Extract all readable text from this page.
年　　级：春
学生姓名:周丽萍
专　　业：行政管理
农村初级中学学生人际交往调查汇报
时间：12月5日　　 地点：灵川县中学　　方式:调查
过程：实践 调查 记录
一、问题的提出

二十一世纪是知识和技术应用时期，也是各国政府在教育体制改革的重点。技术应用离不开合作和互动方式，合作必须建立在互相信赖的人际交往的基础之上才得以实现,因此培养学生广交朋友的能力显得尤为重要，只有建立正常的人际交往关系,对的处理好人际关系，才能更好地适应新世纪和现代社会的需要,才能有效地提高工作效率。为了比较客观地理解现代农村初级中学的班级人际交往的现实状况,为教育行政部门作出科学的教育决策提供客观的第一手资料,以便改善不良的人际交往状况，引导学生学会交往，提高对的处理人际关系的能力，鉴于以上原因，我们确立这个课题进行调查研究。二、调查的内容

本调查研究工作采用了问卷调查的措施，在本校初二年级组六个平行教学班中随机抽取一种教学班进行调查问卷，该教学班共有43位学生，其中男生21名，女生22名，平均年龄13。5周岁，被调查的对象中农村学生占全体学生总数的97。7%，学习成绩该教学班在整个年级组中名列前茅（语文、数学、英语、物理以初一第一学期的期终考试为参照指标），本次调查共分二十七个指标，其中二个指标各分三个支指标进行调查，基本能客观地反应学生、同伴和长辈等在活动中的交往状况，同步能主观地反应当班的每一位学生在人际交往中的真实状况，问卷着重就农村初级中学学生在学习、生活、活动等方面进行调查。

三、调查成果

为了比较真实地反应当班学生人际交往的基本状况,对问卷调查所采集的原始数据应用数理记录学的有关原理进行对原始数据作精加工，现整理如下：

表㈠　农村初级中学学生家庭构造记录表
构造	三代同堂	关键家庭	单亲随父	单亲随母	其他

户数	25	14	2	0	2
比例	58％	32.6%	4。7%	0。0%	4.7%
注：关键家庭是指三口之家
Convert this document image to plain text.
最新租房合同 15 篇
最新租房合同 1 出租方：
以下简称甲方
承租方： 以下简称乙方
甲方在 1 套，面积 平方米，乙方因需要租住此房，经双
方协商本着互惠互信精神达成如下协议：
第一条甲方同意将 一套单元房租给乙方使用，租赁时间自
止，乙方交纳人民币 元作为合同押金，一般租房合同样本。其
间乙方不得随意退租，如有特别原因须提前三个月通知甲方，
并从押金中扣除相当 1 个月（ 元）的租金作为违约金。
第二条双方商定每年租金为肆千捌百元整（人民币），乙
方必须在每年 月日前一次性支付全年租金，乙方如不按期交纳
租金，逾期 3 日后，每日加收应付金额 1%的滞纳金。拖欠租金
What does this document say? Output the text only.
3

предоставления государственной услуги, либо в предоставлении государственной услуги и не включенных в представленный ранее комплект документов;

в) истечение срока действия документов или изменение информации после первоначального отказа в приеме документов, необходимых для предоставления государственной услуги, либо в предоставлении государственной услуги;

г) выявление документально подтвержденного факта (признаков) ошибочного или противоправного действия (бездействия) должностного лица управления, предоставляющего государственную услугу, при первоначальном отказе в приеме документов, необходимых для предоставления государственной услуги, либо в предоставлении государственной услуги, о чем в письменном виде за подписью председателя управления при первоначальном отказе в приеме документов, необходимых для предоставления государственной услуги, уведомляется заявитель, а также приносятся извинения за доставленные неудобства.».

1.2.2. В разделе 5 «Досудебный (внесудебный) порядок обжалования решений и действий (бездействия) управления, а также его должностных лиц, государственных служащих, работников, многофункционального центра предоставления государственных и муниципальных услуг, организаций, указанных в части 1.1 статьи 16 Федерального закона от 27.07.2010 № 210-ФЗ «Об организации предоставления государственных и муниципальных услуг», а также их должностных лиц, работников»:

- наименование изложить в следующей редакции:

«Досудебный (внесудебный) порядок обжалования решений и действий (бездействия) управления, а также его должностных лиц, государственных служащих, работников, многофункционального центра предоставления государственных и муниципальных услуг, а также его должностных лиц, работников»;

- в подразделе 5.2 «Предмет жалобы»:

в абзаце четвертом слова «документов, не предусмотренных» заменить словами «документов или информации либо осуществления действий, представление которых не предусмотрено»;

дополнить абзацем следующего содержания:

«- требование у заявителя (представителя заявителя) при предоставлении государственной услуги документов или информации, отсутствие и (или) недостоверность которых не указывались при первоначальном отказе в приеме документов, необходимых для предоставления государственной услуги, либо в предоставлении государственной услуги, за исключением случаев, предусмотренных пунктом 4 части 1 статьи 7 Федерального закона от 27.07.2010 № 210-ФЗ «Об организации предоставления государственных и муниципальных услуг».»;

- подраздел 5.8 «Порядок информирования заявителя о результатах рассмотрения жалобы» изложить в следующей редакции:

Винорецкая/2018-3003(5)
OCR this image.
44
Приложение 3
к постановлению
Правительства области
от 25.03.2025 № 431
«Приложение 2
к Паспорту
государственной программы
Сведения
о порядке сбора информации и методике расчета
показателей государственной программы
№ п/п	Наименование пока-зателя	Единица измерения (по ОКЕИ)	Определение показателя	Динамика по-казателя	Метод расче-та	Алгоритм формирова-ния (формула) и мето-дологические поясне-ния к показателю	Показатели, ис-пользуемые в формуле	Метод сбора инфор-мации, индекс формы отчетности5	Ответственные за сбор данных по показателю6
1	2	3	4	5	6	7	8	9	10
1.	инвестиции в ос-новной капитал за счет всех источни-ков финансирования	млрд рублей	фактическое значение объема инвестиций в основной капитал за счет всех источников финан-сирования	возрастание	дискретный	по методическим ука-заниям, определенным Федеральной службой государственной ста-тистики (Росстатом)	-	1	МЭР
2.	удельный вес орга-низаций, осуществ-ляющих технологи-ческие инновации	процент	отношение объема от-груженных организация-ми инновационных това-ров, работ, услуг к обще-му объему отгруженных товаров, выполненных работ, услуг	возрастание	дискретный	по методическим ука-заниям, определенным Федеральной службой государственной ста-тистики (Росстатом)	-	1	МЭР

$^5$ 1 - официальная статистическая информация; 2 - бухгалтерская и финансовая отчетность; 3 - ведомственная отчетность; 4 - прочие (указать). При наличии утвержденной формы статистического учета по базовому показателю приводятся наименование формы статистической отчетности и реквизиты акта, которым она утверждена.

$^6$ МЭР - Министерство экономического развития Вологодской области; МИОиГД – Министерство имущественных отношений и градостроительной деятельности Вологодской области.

▶ Your goal: Please copy out each record, character for character.

▶ Answer:
Extract all readable text from this page.
年　　级：春
学生姓名:周丽萍
专　　业：行政管理
农村初级中学学生人际交往调查汇报
时间：12月5日　　 地点：灵川县中学　　方式:调查
过程：实践 调查 记录
一、问题的提出

二十一世纪是知识和技术应用时期，也是各国政府在教育体制改革的重点。技术应用离不开合作和互动方式，合作必须建立在互相信赖的人际交往的基础之上才得以实现,因此培养学生广交朋友的能力显得尤为重要，只有建立正常的人际交往关系,对的处理好人际关系，才能更好地适应新世纪和现代社会的需要,才能有效地提高工作效率。为了比较客观地理解现代农村初级中学的班级人际交往的现实状况,为教育行政部门作出科学的教育决策提供客观的第一手资料,以便改善不良的人际交往状况，引导学生学会交往，提高对的处理人际关系的能力，鉴于以上原因，我们确立这个课题进行调查研究。二、调查的内容

本调查研究工作采用了问卷调查的措施，在本校初二年级组六个平行教学班中随机抽取一种教学班进行调查问卷，该教学班共有43位学生，其中男生21名，女生22名，平均年龄13。5周岁，被调查的对象中农村学生占全体学生总数的97。7%，学习成绩该教学班在整个年级组中名列前茅（语文、数学、英语、物理以初一第一学期的期终考试为参照指标），本次调查共分二十七个指标，其中二个指标各分三个支指标进行调查，基本能客观地反应学生、同伴和长辈等在活动中的交往状况，同步能主观地反应当班的每一位学生在人际交往中的真实状况，问卷着重就农村初级中学学生在学习、生活、活动等方面进行调查。

三、调查成果

为了比较真实地反应当班学生人际交往的基本状况,对问卷调查所采集的原始数据应用数理记录学的有关原理进行对原始数据作精加工，现整理如下：

表㈠　农村初级中学学生家庭构造记录表
构造	三代同堂	关键家庭	单亲随父	单亲随母	其他

户数	25	14	2	0	2
比例	58％	32.6%	4。7%	0。0%	4.7%
注：关键家庭是指三口之家
Convert this document image to plain text.
最新租房合同 15 篇
最新租房合同 1 出租方：
以下简称甲方
承租方： 以下简称乙方
甲方在 1 套，面积 平方米，乙方因需要租住此房，经双
方协商本着互惠互信精神达成如下协议：
第一条甲方同意将 一套单元房租给乙方使用，租赁时间自
止，乙方交纳人民币 元作为合同押金，一般租房合同样本。其
间乙方不得随意退租，如有特别原因须提前三个月通知甲方，
并从押金中扣除相当 1 个月（ 元）的租金作为违约金。
第二条双方商定每年租金为肆千捌百元整（人民币），乙
方必须在每年 月日前一次性支付全年租金，乙方如不按期交纳
租金，逾期 3 日后，每日加收应付金额 1%的滞纳金。拖欠租金
What does this document say? Output the text only.
3

предоставления государственной услуги, либо в предоставлении государственной услуги и не включенных в представленный ранее комплект документов;

в) истечение срока действия документов или изменение информации после первоначального отказа в приеме документов, необходимых для предоставления государственной услуги, либо в предоставлении государственной услуги;

г) выявление документально подтвержденного факта (признаков) ошибочного или противоправного действия (бездействия) должностного лица управления, предоставляющего государственную услугу, при первоначальном отказе в приеме документов, необходимых для предоставления государственной услуги, либо в предоставлении государственной услуги, о чем в письменном виде за подписью председателя управления при первоначальном отказе в приеме документов, необходимых для предоставления государственной услуги, уведомляется заявитель, а также приносятся извинения за доставленные неудобства.».

1.2.2. В разделе 5 «Досудебный (внесудебный) порядок обжалования решений и действий (бездействия) управления, а также его должностных лиц, государственных служащих, работников, многофункционального центра предоставления государственных и муниципальных услуг, организаций, указанных в части 1.1 статьи 16 Федерального закона от 27.07.2010 № 210-ФЗ «Об организации предоставления государственных и муниципальных услуг», а также их должностных лиц, работников»:

- наименование изложить в следующей редакции:

«Досудебный (внесудебный) порядок обжалования решений и действий (бездействия) управления, а также его должностных лиц, государственных служащих, работников, многофункционального центра предоставления государственных и муниципальных услуг, а также его должностных лиц, работников»;

- в подразделе 5.2 «Предмет жалобы»:

в абзаце четвертом слова «документов, не предусмотренных» заменить словами «документов или информации либо осуществления действий, представление которых не предусмотрено»;

дополнить абзацем следующего содержания:

«- требование у заявителя (представителя заявителя) при предоставлении государственной услуги документов или информации, отсутствие и (или) недостоверность которых не указывались при первоначальном отказе в приеме документов, необходимых для предоставления государственной услуги, либо в предоставлении государственной услуги, за исключением случаев, предусмотренных пунктом 4 части 1 статьи 7 Федерального закона от 27.07.2010 № 210-ФЗ «Об организации предоставления государственных и муниципальных услуг».»;

- подраздел 5.8 «Порядок информирования заявителя о результатах рассмотрения жалобы» изложить в следующей редакции:

Винорецкая/2018-3003(5)
OCR this image.
44
Приложение 3
к постановлению
Правительства области
от 25.03.2025 № 431
«Приложение 2
к Паспорту
государственной программы
Сведения
о порядке сбора информации и методике расчета
показателей государственной программы
№ п/п	Наименование пока-зателя	Единица измерения (по ОКЕИ)	Определение показателя	Динамика по-казателя	Метод расче-та	Алгоритм формирова-ния (формула) и мето-дологические поясне-ния к показателю	Показатели, ис-пользуемые в формуле	Метод сбора инфор-мации, индекс формы отчетности5	Ответственные за сбор данных по показателю6
1	2	3	4	5	6	7	8	9	10
1.	инвестиции в ос-новной капитал за счет всех источни-ков финансирования	млрд рублей	фактическое значение объема инвестиций в основной капитал за счет всех источников финан-сирования	возрастание	дискретный	по методическим ука-заниям, определенным Федеральной службой государственной ста-тистики (Росстатом)	-	1	МЭР
2.	удельный вес орга-низаций, осуществ-ляющих технологи-ческие инновации	процент	отношение объема от-груженных организация-ми инновационных това-ров, работ, услуг к обще-му объему отгруженных товаров, выполненных работ, услуг	возрастание	дискретный	по методическим ука-заниям, определенным Федеральной службой государственной ста-тистики (Росстатом)	-	1	МЭР

$^5$ 1 - официальная статистическая информация; 2 - бухгалтерская и финансовая отчетность; 3 - ведомственная отчетность; 4 - прочие (указать). При наличии утвержденной формы статистического учета по базовому показателю приводятся наименование формы статистической отчетности и реквизиты акта, которым она утверждена.

$^6$ МЭР - Министерство экономического развития Вологодской области; МИОиГД – Министерство имущественных отношений и градостроительной деятельности Вологодской области.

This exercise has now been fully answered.